**Provided records**
-------
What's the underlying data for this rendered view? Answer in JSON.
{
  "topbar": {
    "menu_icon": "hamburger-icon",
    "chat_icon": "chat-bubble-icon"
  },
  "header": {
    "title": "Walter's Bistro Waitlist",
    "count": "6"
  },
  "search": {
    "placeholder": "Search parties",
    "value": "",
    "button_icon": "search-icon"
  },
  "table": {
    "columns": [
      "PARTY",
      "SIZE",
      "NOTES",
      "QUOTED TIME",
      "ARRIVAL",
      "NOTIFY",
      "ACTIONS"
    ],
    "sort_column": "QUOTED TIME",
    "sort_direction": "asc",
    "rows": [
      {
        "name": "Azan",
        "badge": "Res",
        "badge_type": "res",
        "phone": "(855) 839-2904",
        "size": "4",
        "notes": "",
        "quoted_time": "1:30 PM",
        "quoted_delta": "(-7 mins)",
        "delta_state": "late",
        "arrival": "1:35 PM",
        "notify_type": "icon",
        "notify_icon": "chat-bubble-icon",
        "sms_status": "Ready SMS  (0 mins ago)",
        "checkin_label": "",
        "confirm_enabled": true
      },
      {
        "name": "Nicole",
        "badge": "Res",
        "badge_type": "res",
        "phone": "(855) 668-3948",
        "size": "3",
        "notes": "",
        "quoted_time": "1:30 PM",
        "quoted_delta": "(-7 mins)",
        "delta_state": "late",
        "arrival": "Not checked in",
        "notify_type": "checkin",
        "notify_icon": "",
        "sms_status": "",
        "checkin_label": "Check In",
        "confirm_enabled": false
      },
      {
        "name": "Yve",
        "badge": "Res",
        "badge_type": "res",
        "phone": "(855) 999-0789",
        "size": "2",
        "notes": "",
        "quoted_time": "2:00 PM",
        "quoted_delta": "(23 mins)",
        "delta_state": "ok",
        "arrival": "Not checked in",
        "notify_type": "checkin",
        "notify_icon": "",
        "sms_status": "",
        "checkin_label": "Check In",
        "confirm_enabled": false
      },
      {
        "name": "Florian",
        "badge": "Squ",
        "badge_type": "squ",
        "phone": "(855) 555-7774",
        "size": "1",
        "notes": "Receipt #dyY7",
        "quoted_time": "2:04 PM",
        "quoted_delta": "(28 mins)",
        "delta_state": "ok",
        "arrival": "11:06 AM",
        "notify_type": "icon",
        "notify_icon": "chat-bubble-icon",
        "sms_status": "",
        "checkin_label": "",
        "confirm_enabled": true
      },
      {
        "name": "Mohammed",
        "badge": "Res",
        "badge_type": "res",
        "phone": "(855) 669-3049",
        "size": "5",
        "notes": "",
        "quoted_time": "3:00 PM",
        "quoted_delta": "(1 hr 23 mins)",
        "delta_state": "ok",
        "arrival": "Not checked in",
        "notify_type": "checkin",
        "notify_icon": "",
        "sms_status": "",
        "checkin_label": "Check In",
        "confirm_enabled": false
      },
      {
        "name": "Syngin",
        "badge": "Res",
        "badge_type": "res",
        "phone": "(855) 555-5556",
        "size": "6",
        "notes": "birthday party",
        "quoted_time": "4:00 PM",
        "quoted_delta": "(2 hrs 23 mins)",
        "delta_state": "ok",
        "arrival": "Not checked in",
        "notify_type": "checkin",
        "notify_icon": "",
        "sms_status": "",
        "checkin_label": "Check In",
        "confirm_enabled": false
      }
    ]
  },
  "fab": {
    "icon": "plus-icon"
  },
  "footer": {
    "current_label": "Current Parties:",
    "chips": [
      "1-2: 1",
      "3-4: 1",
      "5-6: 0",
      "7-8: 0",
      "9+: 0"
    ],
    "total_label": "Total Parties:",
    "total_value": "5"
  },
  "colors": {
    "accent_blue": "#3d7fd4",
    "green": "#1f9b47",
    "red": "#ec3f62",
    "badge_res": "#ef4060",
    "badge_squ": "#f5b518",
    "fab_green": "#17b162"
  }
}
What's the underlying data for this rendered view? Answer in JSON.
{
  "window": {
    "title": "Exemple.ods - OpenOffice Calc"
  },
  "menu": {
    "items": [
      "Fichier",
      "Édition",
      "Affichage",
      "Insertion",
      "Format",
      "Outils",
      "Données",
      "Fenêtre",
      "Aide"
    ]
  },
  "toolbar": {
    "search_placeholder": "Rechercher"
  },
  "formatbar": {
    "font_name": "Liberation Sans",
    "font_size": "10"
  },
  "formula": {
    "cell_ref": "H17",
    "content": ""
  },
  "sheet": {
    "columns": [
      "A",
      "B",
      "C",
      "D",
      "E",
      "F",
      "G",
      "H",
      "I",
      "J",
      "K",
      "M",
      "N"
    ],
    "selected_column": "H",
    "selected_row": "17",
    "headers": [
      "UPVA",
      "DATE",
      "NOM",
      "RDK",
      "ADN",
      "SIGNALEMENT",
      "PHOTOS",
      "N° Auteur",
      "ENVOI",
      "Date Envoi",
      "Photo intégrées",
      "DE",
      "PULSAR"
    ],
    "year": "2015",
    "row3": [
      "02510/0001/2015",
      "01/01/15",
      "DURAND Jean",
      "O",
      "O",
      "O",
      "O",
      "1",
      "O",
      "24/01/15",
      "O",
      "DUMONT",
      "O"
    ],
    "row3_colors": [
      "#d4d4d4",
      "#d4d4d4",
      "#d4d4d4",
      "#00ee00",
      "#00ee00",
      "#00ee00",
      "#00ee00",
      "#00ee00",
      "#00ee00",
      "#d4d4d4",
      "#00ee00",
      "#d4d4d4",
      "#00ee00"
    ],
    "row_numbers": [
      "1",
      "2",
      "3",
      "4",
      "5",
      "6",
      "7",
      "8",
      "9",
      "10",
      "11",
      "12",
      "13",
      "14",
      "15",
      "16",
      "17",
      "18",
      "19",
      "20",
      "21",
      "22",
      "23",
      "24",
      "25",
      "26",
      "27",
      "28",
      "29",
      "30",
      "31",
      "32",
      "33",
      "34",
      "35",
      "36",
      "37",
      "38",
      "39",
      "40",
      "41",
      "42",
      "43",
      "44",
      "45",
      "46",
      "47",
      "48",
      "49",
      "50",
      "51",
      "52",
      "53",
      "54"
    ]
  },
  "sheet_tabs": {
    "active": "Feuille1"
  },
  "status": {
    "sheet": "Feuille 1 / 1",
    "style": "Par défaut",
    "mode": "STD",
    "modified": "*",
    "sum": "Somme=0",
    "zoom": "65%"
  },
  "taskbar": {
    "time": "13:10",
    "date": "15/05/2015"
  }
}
-------
**Required work**
Take the lines above and print them exactly.

**Solved exercise**
What's the underlying data for this rendered view? Answer in JSON.
{
  "topbar": {
    "menu_icon": "hamburger-icon",
    "chat_icon": "chat-bubble-icon"
  },
  "header": {
    "title": "Walter's Bistro Waitlist",
    "count": "6"
  },
  "search": {
    "placeholder": "Search parties",
    "value": "",
    "button_icon": "search-icon"
  },
  "table": {
    "columns": [
      "PARTY",
      "SIZE",
      "NOTES",
      "QUOTED TIME",
      "ARRIVAL",
      "NOTIFY",
      "ACTIONS"
    ],
    "sort_column": "QUOTED TIME",
    "sort_direction": "asc",
    "rows": [
      {
        "name": "Azan",
        "badge": "Res",
        "badge_type": "res",
        "phone": "(855) 839-2904",
        "size": "4",
        "notes": "",
        "quoted_time": "1:30 PM",
        "quoted_delta": "(-7 mins)",
        "delta_state": "late",
        "arrival": "1:35 PM",
        "notify_type": "icon",
        "notify_icon": "chat-bubble-icon",
        "sms_status": "Ready SMS  (0 mins ago)",
        "checkin_label": "",
        "confirm_enabled": true
      },
      {
        "name": "Nicole",
        "badge": "Res",
        "badge_type": "res",
        "phone": "(855) 668-3948",
        "size": "3",
        "notes": "",
        "quoted_time": "1:30 PM",
        "quoted_delta": "(-7 mins)",
        "delta_state": "late",
        "arrival": "Not checked in",
        "notify_type": "checkin",
        "notify_icon": "",
        "sms_status": "",
        "checkin_label": "Check In",
        "confirm_enabled": false
      },
      {
        "name": "Yve",
        "badge": "Res",
        "badge_type": "res",
        "phone": "(855) 999-0789",
        "size": "2",
        "notes": "",
        "quoted_time": "2:00 PM",
        "quoted_delta": "(23 mins)",
        "delta_state": "ok",
        "arrival": "Not checked in",
        "notify_type": "checkin",
        "notify_icon": "",
        "sms_status": "",
        "checkin_label": "Check In",
        "confirm_enabled": false
      },
      {
        "name": "Florian",
        "badge": "Squ",
        "badge_type": "squ",
        "phone": "(855) 555-7774",
        "size": "1",
        "notes": "Receipt #dyY7",
        "quoted_time": "2:04 PM",
        "quoted_delta": "(28 mins)",
        "delta_state": "ok",
        "arrival": "11:06 AM",
        "notify_type": "icon",
        "notify_icon": "chat-bubble-icon",
        "sms_status": "",
        "checkin_label": "",
        "confirm_enabled": true
      },
      {
        "name": "Mohammed",
        "badge": "Res",
        "badge_type": "res",
        "phone": "(855) 669-3049",
        "size": "5",
        "notes": "",
        "quoted_time": "3:00 PM",
        "quoted_delta": "(1 hr 23 mins)",
        "delta_state": "ok",
        "arrival": "Not checked in",
        "notify_type": "checkin",
        "notify_icon": "",
        "sms_status": "",
        "checkin_label": "Check In",
        "confirm_enabled": false
      },
      {
        "name": "Syngin",
        "badge": "Res",
        "badge_type": "res",
        "phone": "(855) 555-5556",
        "size": "6",
        "notes": "birthday party",
        "quoted_time": "4:00 PM",
        "quoted_delta": "(2 hrs 23 mins)",
        "delta_state": "ok",
        "arrival": "Not checked in",
        "notify_type": "checkin",
        "notify_icon": "",
        "sms_status": "",
        "checkin_label": "Check In",
        "confirm_enabled": false
      }
    ]
  },
  "fab": {
    "icon": "plus-icon"
  },
  "footer": {
    "current_label": "Current Parties:",
    "chips": [
      "1-2: 1",
      "3-4: 1",
      "5-6: 0",
      "7-8: 0",
      "9+: 0"
    ],
    "total_label": "Total Parties:",
    "total_value": "5"
  },
  "colors": {
    "accent_blue": "#3d7fd4",
    "green": "#1f9b47",
    "red": "#ec3f62",
    "badge_res": "#ef4060",
    "badge_squ": "#f5b518",
    "fab_green": "#17b162"
  }
}
What's the underlying data for this rendered view? Answer in JSON.
{
  "window": {
    "title": "Exemple.ods - OpenOffice Calc"
  },
  "menu": {
    "items": [
      "Fichier",
      "Édition",
      "Affichage",
      "Insertion",
      "Format",
      "Outils",
      "Données",
      "Fenêtre",
      "Aide"
    ]
  },
  "toolbar": {
    "search_placeholder": "Rechercher"
  },
  "formatbar": {
    "font_name": "Liberation Sans",
    "font_size": "10"
  },
  "formula": {
    "cell_ref": "H17",
    "content": ""
  },
  "sheet": {
    "columns": [
      "A",
      "B",
      "C",
      "D",
      "E",
      "F",
      "G",
      "H",
      "I",
      "J",
      "K",
      "M",
      "N"
    ],
    "selected_column": "H",
    "selected_row": "17",
    "headers": [
      "UPVA",
      "DATE",
      "NOM",
      "RDK",
      "ADN",
      "SIGNALEMENT",
      "PHOTOS",
      "N° Auteur",
      "ENVOI",
      "Date Envoi",
      "Photo intégrées",
      "DE",
      "PULSAR"
    ],
    "year": "2015",
    "row3": [
      "02510/0001/2015",
      "01/01/15",
      "DURAND Jean",
      "O",
      "O",
      "O",
      "O",
      "1",
      "O",
      "24/01/15",
      "O",
      "DUMONT",
      "O"
    ],
    "row3_colors": [
      "#d4d4d4",
      "#d4d4d4",
      "#d4d4d4",
      "#00ee00",
      "#00ee00",
      "#00ee00",
      "#00ee00",
      "#00ee00",
      "#00ee00",
      "#d4d4d4",
      "#00ee00",
      "#d4d4d4",
      "#00ee00"
    ],
    "row_numbers": [
      "1",
      "2",
      "3",
      "4",
      "5",
      "6",
      "7",
      "8",
      "9",
      "10",
      "11",
      "12",
      "13",
      "14",
      "15",
      "16",
      "17",
      "18",
      "19",
      "20",
      "21",
      "22",
      "23",
      "24",
      "25",
      "26",
      "27",
      "28",
      "29",
      "30",
      "31",
      "32",
      "33",
      "34",
      "35",
      "36",
      "37",
      "38",
      "39",
      "40",
      "41",
      "42",
      "43",
      "44",
      "45",
      "46",
      "47",
      "48",
      "49",
      "50",
      "51",
      "52",
      "53",
      "54"
    ]
  },
  "sheet_tabs": {
    "active": "Feuille1"
  },
  "status": {
    "sheet": "Feuille 1 / 1",
    "style": "Par défaut",
    "mode": "STD",
    "modified": "*",
    "sum": "Somme=0",
    "zoom": "65%"
  },
  "taskbar": {
    "time": "13:10",
    "date": "15/05/2015"
  }
}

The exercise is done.